Landslide Assessment & Prevention of Future Risks
Monts BAMBOUTOS, CAMEROON

Understanding the causes of the landslides, using satellite imagery
The potential of satellite imagery for the prevention of landslide damages


The LANDSAT-4 TM and LANDSAT-7 ETM+ images shown below have been acquired in 1988 and 2002, respectively (Courtesy of the University of Maryland, Global Land Cover Facility).
These images have been processed to improve their spatial resolution to 15 meters x 15 meters, but are shown here at 30 meters x 30 meters spatial resolution. They have been orthorectified and radiometrically corrected using the Digital Elevation Model built using the RADARSAT-1 and ERS-1 SAR (radar) images.
The subsets of these satellite images, which are shown below, cover a 22.5 x 22.5 kilometers wide area.
They show the great caldera of the Monts Bamboutos, the remnant of a 17 million years old volcano, now collapsed.
This caldera, rich in fertile soils, has attracted many farmers in the last years, and agriculture is practiced there, even on steep slopes exceeding 30. These farmers contribute substantially to the development of the region.
Nevertheless, the increase in population means that forest, a useful natural resource in such a high altitude environment, has been intensively exploited, and also depleted to free the land for agriculture.

The original natural environment :


In the 1988 image, forest (in green tones) was covering most parts of the land inside the caldera. Forest covered also most of the valleys going down the inner and outer slopes of the caldera. Villages were sparse and small (individual houses can be seen as bright dots).



Human pressure on the environment, and its effects :


In May 2002, the number of small bright violet dots corresponding to the individual houses (by reflection of the solar light on the corrugated sheets used as roofing material) has considerably increased, which means that the population has increased in the same proportion in the meanwhile.

▶ PROBLEMS
[1] According to the Monts Bamboutos text, how old was the volcano whose remnant forms the great caldera?
[2] Reproduce everything in the Monts Bamboutos text from "The subsets of" down to "volcano, now collapsed.".
The rows after this point are separate material, unrelated to the Monts Bamboutos text.

▶ DATA SECTION
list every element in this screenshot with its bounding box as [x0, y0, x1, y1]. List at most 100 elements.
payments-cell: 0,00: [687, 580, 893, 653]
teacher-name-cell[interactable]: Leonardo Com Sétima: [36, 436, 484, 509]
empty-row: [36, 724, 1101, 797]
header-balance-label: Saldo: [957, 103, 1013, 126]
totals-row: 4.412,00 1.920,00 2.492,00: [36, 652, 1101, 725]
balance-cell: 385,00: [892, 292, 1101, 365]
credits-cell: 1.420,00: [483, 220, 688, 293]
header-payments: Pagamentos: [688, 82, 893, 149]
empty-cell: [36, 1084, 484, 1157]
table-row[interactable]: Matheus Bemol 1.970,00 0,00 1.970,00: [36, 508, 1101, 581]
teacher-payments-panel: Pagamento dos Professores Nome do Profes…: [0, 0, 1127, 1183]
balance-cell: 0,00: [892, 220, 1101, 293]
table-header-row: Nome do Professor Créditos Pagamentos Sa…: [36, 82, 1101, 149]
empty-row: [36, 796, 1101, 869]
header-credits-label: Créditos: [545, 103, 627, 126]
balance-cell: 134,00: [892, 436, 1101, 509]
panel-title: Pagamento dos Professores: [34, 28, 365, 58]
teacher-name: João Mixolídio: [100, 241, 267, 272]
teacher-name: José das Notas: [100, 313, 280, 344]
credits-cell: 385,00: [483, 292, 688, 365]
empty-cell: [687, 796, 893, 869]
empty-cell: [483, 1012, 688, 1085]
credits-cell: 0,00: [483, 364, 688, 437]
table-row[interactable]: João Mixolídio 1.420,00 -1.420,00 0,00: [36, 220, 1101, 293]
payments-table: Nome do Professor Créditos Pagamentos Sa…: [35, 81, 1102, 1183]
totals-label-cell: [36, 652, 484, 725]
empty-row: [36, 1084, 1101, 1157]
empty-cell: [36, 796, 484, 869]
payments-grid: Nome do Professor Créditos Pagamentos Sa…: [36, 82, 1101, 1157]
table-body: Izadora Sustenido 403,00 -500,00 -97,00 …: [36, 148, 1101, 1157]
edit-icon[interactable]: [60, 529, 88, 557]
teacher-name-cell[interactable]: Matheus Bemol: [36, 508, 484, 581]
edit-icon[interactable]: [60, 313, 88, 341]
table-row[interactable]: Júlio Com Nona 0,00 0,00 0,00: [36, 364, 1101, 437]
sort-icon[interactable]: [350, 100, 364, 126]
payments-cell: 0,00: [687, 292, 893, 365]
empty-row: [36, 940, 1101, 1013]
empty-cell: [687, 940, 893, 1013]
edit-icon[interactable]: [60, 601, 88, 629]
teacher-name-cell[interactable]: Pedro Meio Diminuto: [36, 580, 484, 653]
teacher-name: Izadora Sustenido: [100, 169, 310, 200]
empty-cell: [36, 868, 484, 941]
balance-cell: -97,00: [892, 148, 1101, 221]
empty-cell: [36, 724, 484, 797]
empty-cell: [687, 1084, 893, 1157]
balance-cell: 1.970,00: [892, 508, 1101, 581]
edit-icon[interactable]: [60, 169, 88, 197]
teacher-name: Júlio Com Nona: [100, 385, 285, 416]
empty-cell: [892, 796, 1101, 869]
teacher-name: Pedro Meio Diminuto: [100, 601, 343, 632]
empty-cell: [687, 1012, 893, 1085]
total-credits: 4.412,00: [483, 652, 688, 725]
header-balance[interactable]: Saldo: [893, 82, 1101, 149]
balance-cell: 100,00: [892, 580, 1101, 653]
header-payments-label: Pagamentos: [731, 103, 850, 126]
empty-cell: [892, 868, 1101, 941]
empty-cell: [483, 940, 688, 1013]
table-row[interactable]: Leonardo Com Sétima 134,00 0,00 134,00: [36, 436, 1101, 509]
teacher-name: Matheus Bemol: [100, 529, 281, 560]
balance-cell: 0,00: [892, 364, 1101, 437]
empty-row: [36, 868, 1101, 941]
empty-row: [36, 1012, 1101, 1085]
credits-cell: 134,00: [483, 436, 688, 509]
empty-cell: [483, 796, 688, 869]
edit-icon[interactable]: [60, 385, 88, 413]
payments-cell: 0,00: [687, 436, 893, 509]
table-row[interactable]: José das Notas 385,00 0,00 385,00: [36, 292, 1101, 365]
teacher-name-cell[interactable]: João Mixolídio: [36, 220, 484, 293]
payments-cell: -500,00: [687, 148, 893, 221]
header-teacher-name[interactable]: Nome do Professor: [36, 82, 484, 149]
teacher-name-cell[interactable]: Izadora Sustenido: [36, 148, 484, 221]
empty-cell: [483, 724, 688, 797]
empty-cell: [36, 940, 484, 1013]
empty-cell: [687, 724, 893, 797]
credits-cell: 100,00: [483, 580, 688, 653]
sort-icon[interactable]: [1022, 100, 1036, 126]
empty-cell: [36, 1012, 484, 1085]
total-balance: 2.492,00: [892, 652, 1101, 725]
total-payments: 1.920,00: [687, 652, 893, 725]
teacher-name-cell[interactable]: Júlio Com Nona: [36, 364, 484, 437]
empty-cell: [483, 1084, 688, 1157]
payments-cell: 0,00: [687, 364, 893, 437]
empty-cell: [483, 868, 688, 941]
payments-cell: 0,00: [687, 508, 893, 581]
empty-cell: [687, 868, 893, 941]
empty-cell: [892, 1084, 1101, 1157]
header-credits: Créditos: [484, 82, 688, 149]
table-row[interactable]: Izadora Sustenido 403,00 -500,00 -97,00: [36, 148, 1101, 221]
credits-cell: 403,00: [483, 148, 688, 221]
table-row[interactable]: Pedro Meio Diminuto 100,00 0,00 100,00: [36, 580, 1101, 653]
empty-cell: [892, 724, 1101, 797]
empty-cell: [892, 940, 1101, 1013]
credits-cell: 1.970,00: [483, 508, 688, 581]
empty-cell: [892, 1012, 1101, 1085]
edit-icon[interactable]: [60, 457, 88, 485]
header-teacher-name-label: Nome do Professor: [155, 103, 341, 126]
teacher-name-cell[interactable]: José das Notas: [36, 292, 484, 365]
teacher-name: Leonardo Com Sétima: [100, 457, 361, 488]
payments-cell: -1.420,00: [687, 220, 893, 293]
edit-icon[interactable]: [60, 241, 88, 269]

▶ WORKED ANSWERS
[1] It was 17 million years old.

[2]
The subsets of these satellite images, which are shown below, cover a 22.5 x 22.5 kilometers wide area.
They show the great caldera of the Monts Bamboutos, the remnant of a 17 million years old volcano, now collapsed.